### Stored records
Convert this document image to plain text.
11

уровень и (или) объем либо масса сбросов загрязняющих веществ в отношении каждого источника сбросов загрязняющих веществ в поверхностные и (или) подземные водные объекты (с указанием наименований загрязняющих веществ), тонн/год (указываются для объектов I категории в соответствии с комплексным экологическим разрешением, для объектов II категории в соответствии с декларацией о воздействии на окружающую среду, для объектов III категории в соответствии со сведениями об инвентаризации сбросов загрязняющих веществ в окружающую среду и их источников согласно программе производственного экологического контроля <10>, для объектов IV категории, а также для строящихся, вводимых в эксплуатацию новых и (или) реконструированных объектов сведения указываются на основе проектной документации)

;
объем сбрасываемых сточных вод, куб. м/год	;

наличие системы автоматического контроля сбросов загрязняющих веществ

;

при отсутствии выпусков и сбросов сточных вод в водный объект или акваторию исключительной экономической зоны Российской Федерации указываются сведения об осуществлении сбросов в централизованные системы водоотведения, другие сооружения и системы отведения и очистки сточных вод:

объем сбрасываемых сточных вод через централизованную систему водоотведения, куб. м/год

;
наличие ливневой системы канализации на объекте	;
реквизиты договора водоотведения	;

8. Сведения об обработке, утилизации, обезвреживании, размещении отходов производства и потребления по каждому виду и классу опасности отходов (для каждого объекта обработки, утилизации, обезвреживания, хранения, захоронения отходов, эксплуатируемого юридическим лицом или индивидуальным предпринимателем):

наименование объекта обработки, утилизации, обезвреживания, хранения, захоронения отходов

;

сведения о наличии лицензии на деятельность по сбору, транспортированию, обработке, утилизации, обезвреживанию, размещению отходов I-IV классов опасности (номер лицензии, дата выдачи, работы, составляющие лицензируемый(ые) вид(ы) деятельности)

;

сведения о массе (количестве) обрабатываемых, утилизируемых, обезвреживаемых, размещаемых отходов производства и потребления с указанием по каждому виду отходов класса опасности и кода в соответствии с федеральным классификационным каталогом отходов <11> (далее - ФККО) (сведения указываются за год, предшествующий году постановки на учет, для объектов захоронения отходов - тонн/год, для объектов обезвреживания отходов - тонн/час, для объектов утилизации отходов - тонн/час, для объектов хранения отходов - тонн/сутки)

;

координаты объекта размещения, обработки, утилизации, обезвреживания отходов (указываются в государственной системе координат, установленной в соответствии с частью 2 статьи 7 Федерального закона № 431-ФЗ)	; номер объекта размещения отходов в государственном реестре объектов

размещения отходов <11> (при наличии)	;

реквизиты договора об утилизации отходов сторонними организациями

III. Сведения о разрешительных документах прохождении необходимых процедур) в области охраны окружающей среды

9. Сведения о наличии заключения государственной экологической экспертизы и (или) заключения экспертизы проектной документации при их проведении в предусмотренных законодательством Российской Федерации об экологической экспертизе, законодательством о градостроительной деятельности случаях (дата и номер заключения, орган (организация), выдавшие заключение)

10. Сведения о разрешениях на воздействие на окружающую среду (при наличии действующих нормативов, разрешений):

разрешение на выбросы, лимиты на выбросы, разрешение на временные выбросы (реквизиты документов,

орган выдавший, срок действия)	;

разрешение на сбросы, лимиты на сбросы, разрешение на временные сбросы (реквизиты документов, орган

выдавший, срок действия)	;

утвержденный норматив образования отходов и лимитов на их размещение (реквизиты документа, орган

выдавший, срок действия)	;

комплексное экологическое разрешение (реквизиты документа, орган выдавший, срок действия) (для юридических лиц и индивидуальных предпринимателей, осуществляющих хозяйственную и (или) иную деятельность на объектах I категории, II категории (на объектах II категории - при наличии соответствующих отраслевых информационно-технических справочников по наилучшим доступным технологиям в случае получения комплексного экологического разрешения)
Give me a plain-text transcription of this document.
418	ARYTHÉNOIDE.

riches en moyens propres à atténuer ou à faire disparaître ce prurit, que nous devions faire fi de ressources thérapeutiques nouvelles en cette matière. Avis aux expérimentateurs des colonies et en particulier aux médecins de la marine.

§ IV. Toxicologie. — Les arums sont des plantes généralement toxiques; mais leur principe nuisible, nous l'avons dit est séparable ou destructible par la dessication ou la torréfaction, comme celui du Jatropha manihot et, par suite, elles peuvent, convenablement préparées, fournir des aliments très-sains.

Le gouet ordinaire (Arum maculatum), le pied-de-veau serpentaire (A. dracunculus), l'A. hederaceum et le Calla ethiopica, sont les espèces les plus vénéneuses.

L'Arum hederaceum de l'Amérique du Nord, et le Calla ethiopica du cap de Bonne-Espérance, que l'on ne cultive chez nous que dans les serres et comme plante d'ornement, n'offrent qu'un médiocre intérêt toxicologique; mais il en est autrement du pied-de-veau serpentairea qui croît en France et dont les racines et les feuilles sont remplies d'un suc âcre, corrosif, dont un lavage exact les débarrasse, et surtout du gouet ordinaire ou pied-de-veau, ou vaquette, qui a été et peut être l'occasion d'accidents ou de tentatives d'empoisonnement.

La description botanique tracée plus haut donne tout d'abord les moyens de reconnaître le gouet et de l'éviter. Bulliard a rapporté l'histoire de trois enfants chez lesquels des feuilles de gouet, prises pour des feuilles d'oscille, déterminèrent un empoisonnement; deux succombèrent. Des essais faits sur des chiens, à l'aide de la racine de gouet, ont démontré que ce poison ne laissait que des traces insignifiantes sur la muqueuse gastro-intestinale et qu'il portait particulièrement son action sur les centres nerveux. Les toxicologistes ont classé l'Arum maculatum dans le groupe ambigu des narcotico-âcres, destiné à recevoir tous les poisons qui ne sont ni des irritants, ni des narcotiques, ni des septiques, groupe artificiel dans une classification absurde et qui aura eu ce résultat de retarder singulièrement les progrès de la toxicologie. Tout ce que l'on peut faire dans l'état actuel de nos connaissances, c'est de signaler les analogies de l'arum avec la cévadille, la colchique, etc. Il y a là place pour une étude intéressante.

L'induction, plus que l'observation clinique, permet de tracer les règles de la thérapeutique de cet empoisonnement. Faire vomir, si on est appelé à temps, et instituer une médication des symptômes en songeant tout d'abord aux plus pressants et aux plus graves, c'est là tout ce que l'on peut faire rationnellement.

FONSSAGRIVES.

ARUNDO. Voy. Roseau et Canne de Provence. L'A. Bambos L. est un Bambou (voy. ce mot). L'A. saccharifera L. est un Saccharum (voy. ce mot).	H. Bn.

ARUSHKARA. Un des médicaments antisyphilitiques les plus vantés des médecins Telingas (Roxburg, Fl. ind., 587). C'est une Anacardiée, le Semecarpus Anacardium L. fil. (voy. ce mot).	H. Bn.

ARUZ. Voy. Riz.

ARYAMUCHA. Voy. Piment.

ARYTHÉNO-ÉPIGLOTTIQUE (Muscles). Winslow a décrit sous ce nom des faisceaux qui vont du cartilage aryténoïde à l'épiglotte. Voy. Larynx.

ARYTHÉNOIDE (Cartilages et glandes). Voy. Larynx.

### Task prompt
Return every line above that contains the word "деятельность".

### Reply
сведения о наличии лицензии на деятельность по сбору, транспортированию, обработке, утилизации, обезвреживанию, размещению отходов I-IV классов опасности (номер лицензии, дата выдачи, работы, составляющие лицензируемый(ые) вид(ы) деятельности)
комплексное экологическое разрешение (реквизиты документа, орган выдавший, срок действия) (для юридических лиц и индивидуальных предпринимателей, осуществляющих хозяйственную и (или) иную деятельность на объектах I категории, II категории (на объектах II категории - при наличии соответствующих отраслевых информационно-технических справочников по наилучшим доступным технологиям в случае получения комплексного экологического разрешения)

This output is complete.